--- Begin ---
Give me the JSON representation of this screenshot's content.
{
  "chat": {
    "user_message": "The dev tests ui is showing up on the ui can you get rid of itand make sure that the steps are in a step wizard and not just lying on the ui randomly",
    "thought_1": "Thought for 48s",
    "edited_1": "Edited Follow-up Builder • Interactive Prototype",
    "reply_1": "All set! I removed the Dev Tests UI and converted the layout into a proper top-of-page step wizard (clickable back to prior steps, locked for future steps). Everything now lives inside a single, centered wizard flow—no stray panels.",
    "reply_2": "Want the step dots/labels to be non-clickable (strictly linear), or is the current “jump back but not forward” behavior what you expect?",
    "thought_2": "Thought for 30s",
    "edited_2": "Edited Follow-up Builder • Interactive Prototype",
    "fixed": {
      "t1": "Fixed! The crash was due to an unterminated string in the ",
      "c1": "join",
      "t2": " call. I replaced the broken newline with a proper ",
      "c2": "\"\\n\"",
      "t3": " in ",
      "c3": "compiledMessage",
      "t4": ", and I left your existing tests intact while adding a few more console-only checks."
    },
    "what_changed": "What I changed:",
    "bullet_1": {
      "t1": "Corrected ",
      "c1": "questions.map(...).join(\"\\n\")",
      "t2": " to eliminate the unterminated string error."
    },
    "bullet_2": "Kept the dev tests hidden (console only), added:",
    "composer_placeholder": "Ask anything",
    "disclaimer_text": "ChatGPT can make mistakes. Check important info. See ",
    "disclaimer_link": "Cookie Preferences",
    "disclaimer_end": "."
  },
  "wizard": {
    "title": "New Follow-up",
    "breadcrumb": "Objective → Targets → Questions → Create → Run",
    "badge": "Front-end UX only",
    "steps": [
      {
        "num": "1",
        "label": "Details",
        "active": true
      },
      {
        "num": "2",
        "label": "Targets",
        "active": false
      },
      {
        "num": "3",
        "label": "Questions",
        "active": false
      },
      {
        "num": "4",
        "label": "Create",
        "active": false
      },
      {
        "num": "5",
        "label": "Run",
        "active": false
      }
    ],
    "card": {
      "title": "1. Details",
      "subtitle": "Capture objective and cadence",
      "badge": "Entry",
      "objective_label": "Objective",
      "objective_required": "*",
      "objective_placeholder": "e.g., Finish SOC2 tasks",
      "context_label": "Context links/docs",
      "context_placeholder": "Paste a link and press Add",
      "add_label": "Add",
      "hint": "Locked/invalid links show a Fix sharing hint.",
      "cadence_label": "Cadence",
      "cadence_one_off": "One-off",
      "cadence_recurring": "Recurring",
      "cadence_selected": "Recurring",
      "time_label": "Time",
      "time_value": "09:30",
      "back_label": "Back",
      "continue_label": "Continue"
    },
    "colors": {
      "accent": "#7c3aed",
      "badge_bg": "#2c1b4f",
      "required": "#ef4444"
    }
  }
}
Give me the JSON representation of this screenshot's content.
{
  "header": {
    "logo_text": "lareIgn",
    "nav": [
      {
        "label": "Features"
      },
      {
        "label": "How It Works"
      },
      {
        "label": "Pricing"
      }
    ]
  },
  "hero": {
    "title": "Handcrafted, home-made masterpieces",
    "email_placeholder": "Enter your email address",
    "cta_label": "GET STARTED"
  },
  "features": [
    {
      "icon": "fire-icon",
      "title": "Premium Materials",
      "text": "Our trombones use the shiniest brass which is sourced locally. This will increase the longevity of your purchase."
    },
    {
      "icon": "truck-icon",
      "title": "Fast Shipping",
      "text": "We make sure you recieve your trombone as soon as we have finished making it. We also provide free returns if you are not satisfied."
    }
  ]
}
--- End ---
### WHAT YOU HAVE TO DO
Repeat every record, exactly as written.

### WRITTEN SOLUTION
Give me the JSON representation of this screenshot's content.
{
  "chat": {
    "user_message": "The dev tests ui is showing up on the ui can you get rid of itand make sure that the steps are in a step wizard and not just lying on the ui randomly",
    "thought_1": "Thought for 48s",
    "edited_1": "Edited Follow-up Builder • Interactive Prototype",
    "reply_1": "All set! I removed the Dev Tests UI and converted the layout into a proper top-of-page step wizard (clickable back to prior steps, locked for future steps). Everything now lives inside a single, centered wizard flow—no stray panels.",
    "reply_2": "Want the step dots/labels to be non-clickable (strictly linear), or is the current “jump back but not forward” behavior what you expect?",
    "thought_2": "Thought for 30s",
    "edited_2": "Edited Follow-up Builder • Interactive Prototype",
    "fixed": {
      "t1": "Fixed! The crash was due to an unterminated string in the ",
      "c1": "join",
      "t2": " call. I replaced the broken newline with a proper ",
      "c2": "\"\\n\"",
      "t3": " in ",
      "c3": "compiledMessage",
      "t4": ", and I left your existing tests intact while adding a few more console-only checks."
    },
    "what_changed": "What I changed:",
    "bullet_1": {
      "t1": "Corrected ",
      "c1": "questions.map(...).join(\"\\n\")",
      "t2": " to eliminate the unterminated string error."
    },
    "bullet_2": "Kept the dev tests hidden (console only), added:",
    "composer_placeholder": "Ask anything",
    "disclaimer_text": "ChatGPT can make mistakes. Check important info. See ",
    "disclaimer_link": "Cookie Preferences",
    "disclaimer_end": "."
  },
  "wizard": {
    "title": "New Follow-up",
    "breadcrumb": "Objective → Targets → Questions → Create → Run",
    "badge": "Front-end UX only",
    "steps": [
      {
        "num": "1",
        "label": "Details",
        "active": true
      },
      {
        "num": "2",
        "label": "Targets",
        "active": false
      },
      {
        "num": "3",
        "label": "Questions",
        "active": false
      },
      {
        "num": "4",
        "label": "Create",
        "active": false
      },
      {
        "num": "5",
        "label": "Run",
        "active": false
      }
    ],
    "card": {
      "title": "1. Details",
      "subtitle": "Capture objective and cadence",
      "badge": "Entry",
      "objective_label": "Objective",
      "objective_required": "*",
      "objective_placeholder": "e.g., Finish SOC2 tasks",
      "context_label": "Context links/docs",
      "context_placeholder": "Paste a link and press Add",
      "add_label": "Add",
      "hint": "Locked/invalid links show a Fix sharing hint.",
      "cadence_label": "Cadence",
      "cadence_one_off": "One-off",
      "cadence_recurring": "Recurring",
      "cadence_selected": "Recurring",
      "time_label": "Time",
      "time_value": "09:30",
      "back_label": "Back",
      "continue_label": "Continue"
    },
    "colors": {
      "accent": "#7c3aed",
      "badge_bg": "#2c1b4f",
      "required": "#ef4444"
    }
  }
}
Give me the JSON representation of this screenshot's content.
{
  "header": {
    "logo_text": "lareIgn",
    "nav": [
      {
        "label": "Features"
      },
      {
        "label": "How It Works"
      },
      {
        "label": "Pricing"
      }
    ]
  },
  "hero": {
    "title": "Handcrafted, home-made masterpieces",
    "email_placeholder": "Enter your email address",
    "cta_label": "GET STARTED"
  },
  "features": [
    {
      "icon": "fire-icon",
      "title": "Premium Materials",
      "text": "Our trombones use the shiniest brass which is sourced locally. This will increase the longevity of your purchase."
    },
    {
      "icon": "truck-icon",
      "title": "Fast Shipping",
      "text": "We make sure you recieve your trombone as soon as we have finished making it. We also provide free returns if you are not satisfied."
    }
  ]
}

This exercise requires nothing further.